**DIRECTIVE:** Reproduce all of the records exactly.

++++++++++++++++++++

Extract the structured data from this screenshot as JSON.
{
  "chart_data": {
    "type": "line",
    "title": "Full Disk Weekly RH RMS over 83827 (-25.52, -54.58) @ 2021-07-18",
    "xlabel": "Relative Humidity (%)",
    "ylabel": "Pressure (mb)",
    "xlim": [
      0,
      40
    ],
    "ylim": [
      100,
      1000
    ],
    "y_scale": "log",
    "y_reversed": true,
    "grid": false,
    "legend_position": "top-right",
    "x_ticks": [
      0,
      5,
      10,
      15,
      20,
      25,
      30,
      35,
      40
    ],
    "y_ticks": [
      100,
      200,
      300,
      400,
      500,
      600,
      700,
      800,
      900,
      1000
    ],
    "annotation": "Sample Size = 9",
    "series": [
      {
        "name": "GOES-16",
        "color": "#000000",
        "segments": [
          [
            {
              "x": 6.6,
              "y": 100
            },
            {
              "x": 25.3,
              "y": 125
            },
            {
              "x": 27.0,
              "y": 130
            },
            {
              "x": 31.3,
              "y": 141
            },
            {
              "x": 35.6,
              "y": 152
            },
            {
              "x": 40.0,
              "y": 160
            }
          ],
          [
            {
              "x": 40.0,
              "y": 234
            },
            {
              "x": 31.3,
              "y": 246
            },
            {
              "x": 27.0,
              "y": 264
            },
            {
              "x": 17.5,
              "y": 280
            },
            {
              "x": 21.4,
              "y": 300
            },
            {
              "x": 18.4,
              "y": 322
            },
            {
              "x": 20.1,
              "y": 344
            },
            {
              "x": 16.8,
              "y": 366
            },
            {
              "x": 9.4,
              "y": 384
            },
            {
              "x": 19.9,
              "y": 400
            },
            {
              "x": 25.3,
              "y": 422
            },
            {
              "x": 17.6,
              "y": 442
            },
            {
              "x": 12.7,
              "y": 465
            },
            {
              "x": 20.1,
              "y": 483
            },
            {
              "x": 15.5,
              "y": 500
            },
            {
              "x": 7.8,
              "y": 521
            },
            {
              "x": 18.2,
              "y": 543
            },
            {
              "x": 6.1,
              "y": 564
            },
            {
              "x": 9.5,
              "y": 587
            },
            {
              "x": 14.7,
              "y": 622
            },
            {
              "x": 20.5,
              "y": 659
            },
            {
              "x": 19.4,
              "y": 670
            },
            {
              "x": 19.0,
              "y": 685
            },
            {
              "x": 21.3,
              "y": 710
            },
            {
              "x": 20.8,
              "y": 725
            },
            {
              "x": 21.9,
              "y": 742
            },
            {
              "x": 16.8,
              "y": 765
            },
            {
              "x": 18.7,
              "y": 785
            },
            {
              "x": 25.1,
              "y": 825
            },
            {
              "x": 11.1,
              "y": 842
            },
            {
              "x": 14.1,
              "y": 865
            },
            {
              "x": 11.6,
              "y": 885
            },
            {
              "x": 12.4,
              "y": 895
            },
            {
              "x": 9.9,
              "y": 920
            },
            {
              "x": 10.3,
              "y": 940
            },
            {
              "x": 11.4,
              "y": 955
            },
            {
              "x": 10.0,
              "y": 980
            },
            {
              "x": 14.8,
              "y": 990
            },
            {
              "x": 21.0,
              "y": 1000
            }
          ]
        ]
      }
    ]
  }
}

++++++++++++++++++++

**THE SOLUTION:**
Extract the structured data from this screenshot as JSON.
{
  "chart_data": {
    "type": "line",
    "title": "Full Disk Weekly RH RMS over 83827 (-25.52, -54.58) @ 2021-07-18",
    "xlabel": "Relative Humidity (%)",
    "ylabel": "Pressure (mb)",
    "xlim": [
      0,
      40
    ],
    "ylim": [
      100,
      1000
    ],
    "y_scale": "log",
    "y_reversed": true,
    "grid": false,
    "legend_position": "top-right",
    "x_ticks": [
      0,
      5,
      10,
      15,
      20,
      25,
      30,
      35,
      40
    ],
    "y_ticks": [
      100,
      200,
      300,
      400,
      500,
      600,
      700,
      800,
      900,
      1000
    ],
    "annotation": "Sample Size = 9",
    "series": [
      {
        "name": "GOES-16",
        "color": "#000000",
        "segments": [
          [
            {
              "x": 6.6,
              "y": 100
            },
            {
              "x": 25.3,
              "y": 125
            },
            {
              "x": 27.0,
              "y": 130
            },
            {
              "x": 31.3,
              "y": 141
            },
            {
              "x": 35.6,
              "y": 152
            },
            {
              "x": 40.0,
              "y": 160
            }
          ],
          [
            {
              "x": 40.0,
              "y": 234
            },
            {
              "x": 31.3,
              "y": 246
            },
            {
              "x": 27.0,
              "y": 264
            },
            {
              "x": 17.5,
              "y": 280
            },
            {
              "x": 21.4,
              "y": 300
            },
            {
              "x": 18.4,
              "y": 322
            },
            {
              "x": 20.1,
              "y": 344
            },
            {
              "x": 16.8,
              "y": 366
            },
            {
              "x": 9.4,
              "y": 384
            },
            {
              "x": 19.9,
              "y": 400
            },
            {
              "x": 25.3,
              "y": 422
            },
            {
              "x": 17.6,
              "y": 442
            },
            {
              "x": 12.7,
              "y": 465
            },
            {
              "x": 20.1,
              "y": 483
            },
            {
              "x": 15.5,
              "y": 500
            },
            {
              "x": 7.8,
              "y": 521
            },
            {
              "x": 18.2,
              "y": 543
            },
            {
              "x": 6.1,
              "y": 564
            },
            {
              "x": 9.5,
              "y": 587
            },
            {
              "x": 14.7,
              "y": 622
            },
            {
              "x": 20.5,
              "y": 659
            },
            {
              "x": 19.4,
              "y": 670
            },
            {
              "x": 19.0,
              "y": 685
            },
            {
              "x": 21.3,
              "y": 710
            },
            {
              "x": 20.8,
              "y": 725
            },
            {
              "x": 21.9,
              "y": 742
            },
            {
              "x": 16.8,
              "y": 765
            },
            {
              "x": 18.7,
              "y": 785
            },
            {
              "x": 25.1,
              "y": 825
            },
            {
              "x": 11.1,
              "y": 842
            },
            {
              "x": 14.1,
              "y": 865
            },
            {
              "x": 11.6,
              "y": 885
            },
            {
              "x": 12.4,
              "y": 895
            },
            {
              "x": 9.9,
              "y": 920
            },
            {
              "x": 10.3,
              "y": 940
            },
            {
              "x": 11.4,
              "y": 955
            },
            {
              "x": 10.0,
              "y": 980
            },
            {
              "x": 14.8,
              "y": 990
            },
            {
              "x": 21.0,
              "y": 1000
            }
          ]
        ]
      }
    ]
  }
}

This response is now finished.